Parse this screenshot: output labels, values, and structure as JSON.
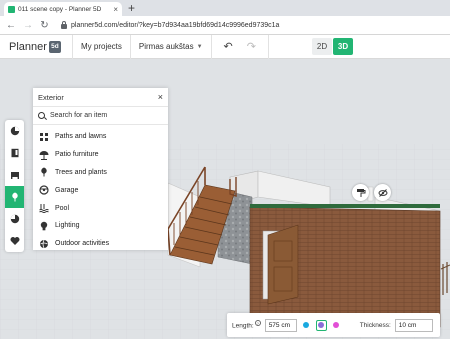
{
  "browser": {
    "tab_title": "011 scene copy - Planner 5D",
    "tab_close": "×",
    "new_tab": "+",
    "url": "planner5d.com/editor/?key=b7d934aa19bfd69d14c9996ed9739c1a"
  },
  "header": {
    "logo_text": "Planner",
    "logo_badge": "5d",
    "my_projects": "My projects",
    "floor_selector": "Pirmas aukštas",
    "view_2d": "2D",
    "view_3d": "3D"
  },
  "catalog": {
    "title": "Exterior",
    "close": "×",
    "search_placeholder": "Search for an item",
    "items": [
      {
        "label": "Paths and lawns",
        "icon": "paths-icon"
      },
      {
        "label": "Patio furniture",
        "icon": "umbrella-icon"
      },
      {
        "label": "Trees and plants",
        "icon": "tree-icon"
      },
      {
        "label": "Garage",
        "icon": "car-icon"
      },
      {
        "label": "Pool",
        "icon": "pool-icon"
      },
      {
        "label": "Lighting",
        "icon": "bulb-icon"
      },
      {
        "label": "Outdoor activities",
        "icon": "activity-icon"
      }
    ]
  },
  "toolbar": {
    "items": [
      "room-icon",
      "door-window-icon",
      "furniture-icon",
      "exterior-icon",
      "decor-icon",
      "favorites-icon"
    ],
    "active": "exterior-icon"
  },
  "dimensions": {
    "length_label": "Length:",
    "length_value": "575 cm",
    "thickness_label": "Thickness:",
    "thickness_value": "10 cm"
  },
  "colors": {
    "accent": "#22b573",
    "wall_brick": "#8b5a3c",
    "sky": "#dfe2e5"
  }
}
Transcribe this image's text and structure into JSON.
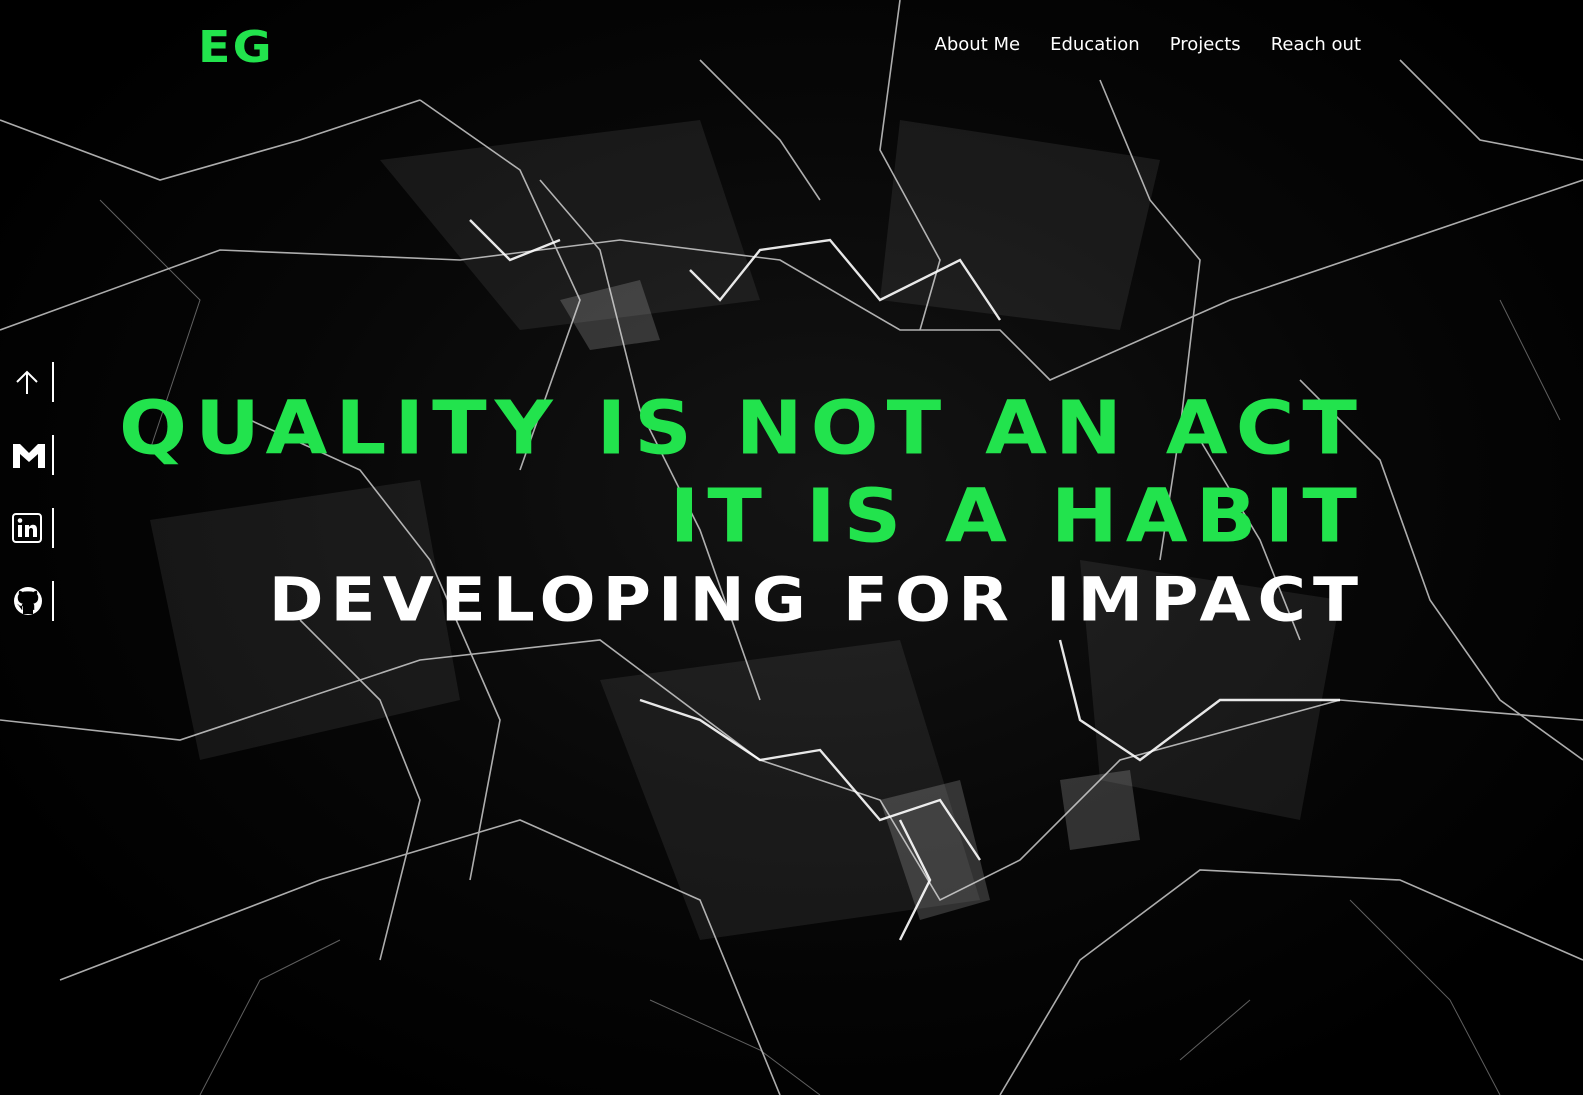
{
  "brand": {
    "logo_text": "EG",
    "accent_color": "#22e34d"
  },
  "nav": {
    "items": [
      {
        "label": "About Me"
      },
      {
        "label": "Education"
      },
      {
        "label": "Projects"
      },
      {
        "label": "Reach out"
      }
    ]
  },
  "social": {
    "items": [
      {
        "icon": "arrow-up-icon"
      },
      {
        "icon": "gmail-icon"
      },
      {
        "icon": "linkedin-icon"
      },
      {
        "icon": "github-icon"
      }
    ]
  },
  "hero": {
    "line1": "QUALITY IS NOT AN ACT",
    "line2": "IT IS A HABIT",
    "line3": "DEVELOPING FOR IMPACT"
  }
}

--------

> The task: Copy the whole of the material above exactly, but not its images.

> Solved problem:
Parse this screenshot: output labels, values, and structure as JSON.
{
  "browser": {
    "tab_title": "011 scene copy - Planner 5D",
    "tab_close": "×",
    "new_tab": "+",
    "url": "planner5d.com/editor/?key=b7d934aa19bfd69d14c9996ed9739c1a"
  },
  "header": {
    "logo_text": "Planner",
    "logo_badge": "5d",
    "my_projects": "My projects",
    "floor_selector": "Pirmas aukštas",
    "view_2d": "2D",
    "view_3d": "3D"
  },
  "catalog": {
    "title": "Exterior",
    "close": "×",
    "search_placeholder": "Search for an item",
    "items": [
      {
        "label": "Paths and lawns",
        "icon": "paths-icon"
      },
      {
        "label": "Patio furniture",
        "icon": "umbrella-icon"
      },
      {
        "label": "Trees and plants",
        "icon": "tree-icon"
      },
      {
        "label": "Garage",
        "icon": "car-icon"
      },
      {
        "label": "Pool",
        "icon": "pool-icon"
      },
      {
        "label": "Lighting",
        "icon": "bulb-icon"
      },
      {
        "label": "Outdoor activities",
        "icon": "activity-icon"
      }
    ]
  },
  "toolbar": {
    "items": [
      "room-icon",
      "door-window-icon",
      "furniture-icon",
      "exterior-icon",
      "decor-icon",
      "favorites-icon"
    ],
    "active": "exterior-icon"
  },
  "dimensions": {
    "length_label": "Length:",
    "length_value": "575 cm",
    "thickness_label": "Thickness:",
    "thickness_value": "10 cm"
  },
  "colors": {
    "accent": "#22b573",
    "wall_brick": "#8b5a3c",
    "sky": "#dfe2e5"
  }
}
Transcribe this image's text and structure into JSON.
{
  "brand": {
    "logo_text": "EG",
    "accent_color": "#22e34d"
  },
  "nav": {
    "items": [
      {
        "label": "About Me"
      },
      {
        "label": "Education"
      },
      {
        "label": "Projects"
      },
      {
        "label": "Reach out"
      }
    ]
  },
  "social": {
    "items": [
      {
        "icon": "arrow-up-icon"
      },
      {
        "icon": "gmail-icon"
      },
      {
        "icon": "linkedin-icon"
      },
      {
        "icon": "github-icon"
      }
    ]
  },
  "hero": {
    "line1": "QUALITY IS NOT AN ACT",
    "line2": "IT IS A HABIT",
    "line3": "DEVELOPING FOR IMPACT"
  }
}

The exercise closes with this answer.